- _THE REQUEST_
Gather every line of the entries that includes the word "Beiträge".

- _GIVEN ENTRIES_
◇ ◇ ◇
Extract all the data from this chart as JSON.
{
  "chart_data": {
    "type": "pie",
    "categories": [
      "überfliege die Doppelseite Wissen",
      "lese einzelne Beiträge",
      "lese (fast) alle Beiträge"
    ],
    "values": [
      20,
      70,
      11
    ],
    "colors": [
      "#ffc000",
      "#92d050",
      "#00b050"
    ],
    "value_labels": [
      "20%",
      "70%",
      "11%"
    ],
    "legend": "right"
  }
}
◇ ◇ ◇
- _RESPONSE TO THIS TASK_
      "lese einzelne Beiträge",
      "lese (fast) alle Beiträge"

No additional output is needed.